--- start of Data records ---

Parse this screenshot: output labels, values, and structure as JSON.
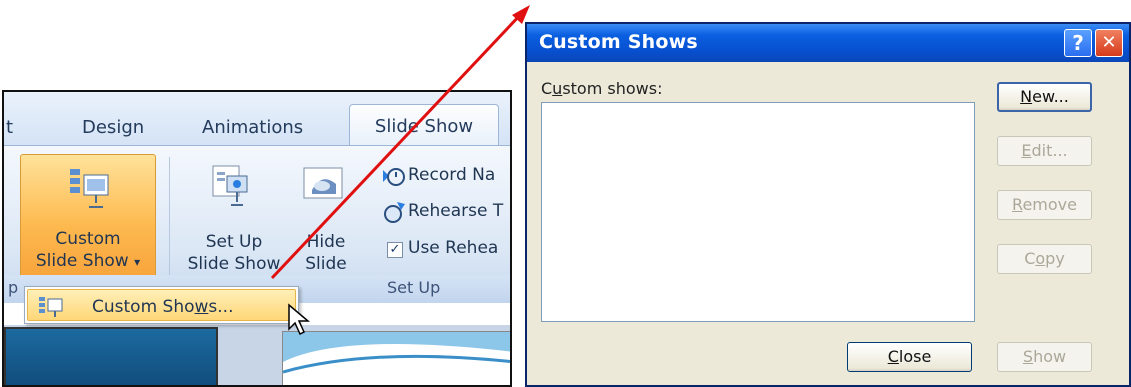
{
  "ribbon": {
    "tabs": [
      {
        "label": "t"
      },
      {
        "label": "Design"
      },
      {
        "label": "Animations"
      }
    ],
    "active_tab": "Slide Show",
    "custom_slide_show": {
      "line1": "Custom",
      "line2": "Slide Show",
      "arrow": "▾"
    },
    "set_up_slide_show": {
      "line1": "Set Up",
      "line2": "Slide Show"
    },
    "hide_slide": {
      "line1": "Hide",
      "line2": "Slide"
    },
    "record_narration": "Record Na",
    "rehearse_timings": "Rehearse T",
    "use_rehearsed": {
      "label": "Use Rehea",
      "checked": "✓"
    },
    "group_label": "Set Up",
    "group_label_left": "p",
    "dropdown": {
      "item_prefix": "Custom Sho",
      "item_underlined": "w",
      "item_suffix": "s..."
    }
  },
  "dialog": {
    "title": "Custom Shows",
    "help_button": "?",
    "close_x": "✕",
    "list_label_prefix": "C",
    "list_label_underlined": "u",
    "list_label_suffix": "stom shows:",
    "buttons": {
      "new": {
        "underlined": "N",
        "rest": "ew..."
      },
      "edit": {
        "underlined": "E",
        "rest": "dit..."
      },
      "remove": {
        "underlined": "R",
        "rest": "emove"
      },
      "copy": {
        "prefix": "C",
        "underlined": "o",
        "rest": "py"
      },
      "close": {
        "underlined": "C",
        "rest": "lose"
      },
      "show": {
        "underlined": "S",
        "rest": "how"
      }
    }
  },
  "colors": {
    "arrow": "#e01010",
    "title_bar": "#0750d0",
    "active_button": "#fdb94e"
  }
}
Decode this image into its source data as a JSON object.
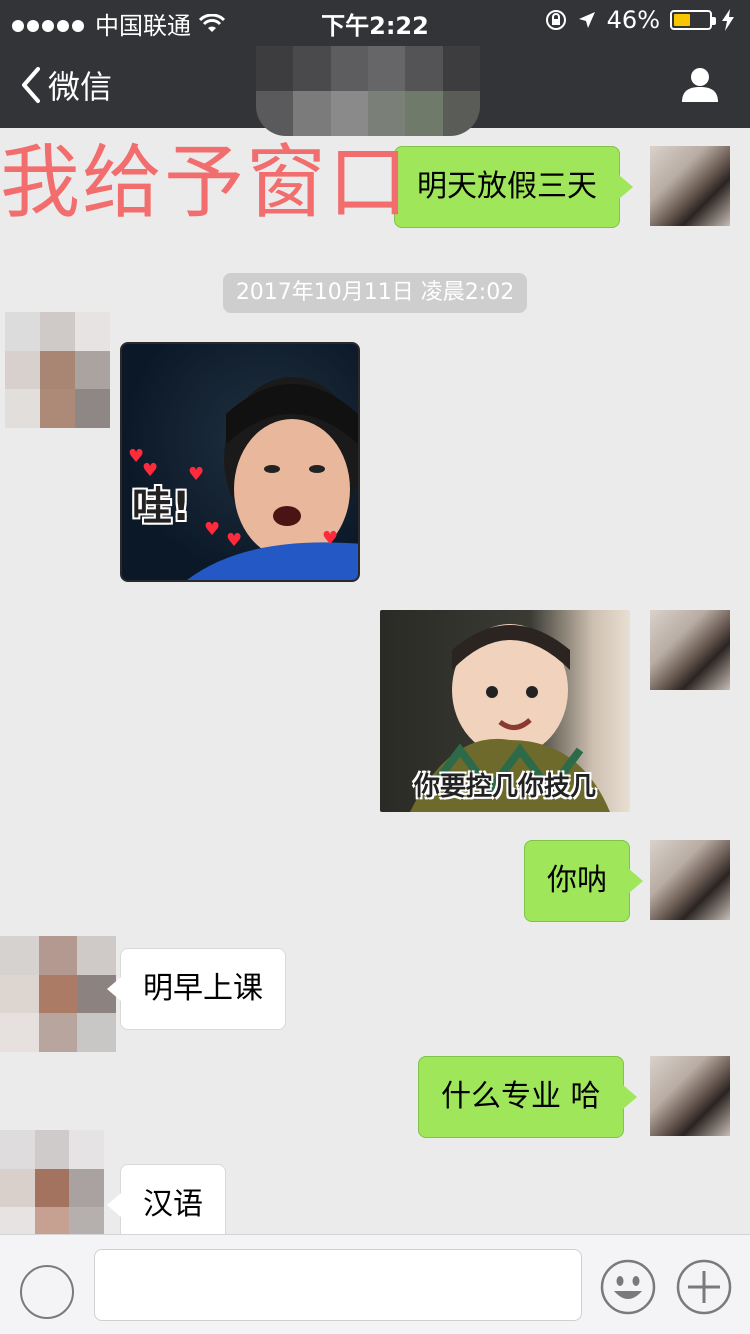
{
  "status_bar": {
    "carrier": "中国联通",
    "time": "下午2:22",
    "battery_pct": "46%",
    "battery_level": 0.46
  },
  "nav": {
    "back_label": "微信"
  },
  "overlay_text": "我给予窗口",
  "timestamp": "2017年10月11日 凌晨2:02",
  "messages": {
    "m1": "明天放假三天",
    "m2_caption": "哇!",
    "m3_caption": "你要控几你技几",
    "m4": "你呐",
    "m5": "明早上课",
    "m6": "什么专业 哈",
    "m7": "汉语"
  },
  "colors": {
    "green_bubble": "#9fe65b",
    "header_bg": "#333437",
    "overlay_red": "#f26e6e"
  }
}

--- end of Data records ---

# Exercise goal
Please retype the lines from the one that contains "Decode this image" to the final line of the records, both included, exactly as written and without any pictures.

# Solution to this exercise
Decode this image into its source data as a JSON object.
{
  "status_bar": {
    "carrier": "中国联通",
    "time": "下午2:22",
    "battery_pct": "46%",
    "battery_level": 0.46
  },
  "nav": {
    "back_label": "微信"
  },
  "overlay_text": "我给予窗口",
  "timestamp": "2017年10月11日 凌晨2:02",
  "messages": {
    "m1": "明天放假三天",
    "m2_caption": "哇!",
    "m3_caption": "你要控几你技几",
    "m4": "你呐",
    "m5": "明早上课",
    "m6": "什么专业 哈",
    "m7": "汉语"
  },
  "colors": {
    "green_bubble": "#9fe65b",
    "header_bg": "#333437",
    "overlay_red": "#f26e6e"
  }
}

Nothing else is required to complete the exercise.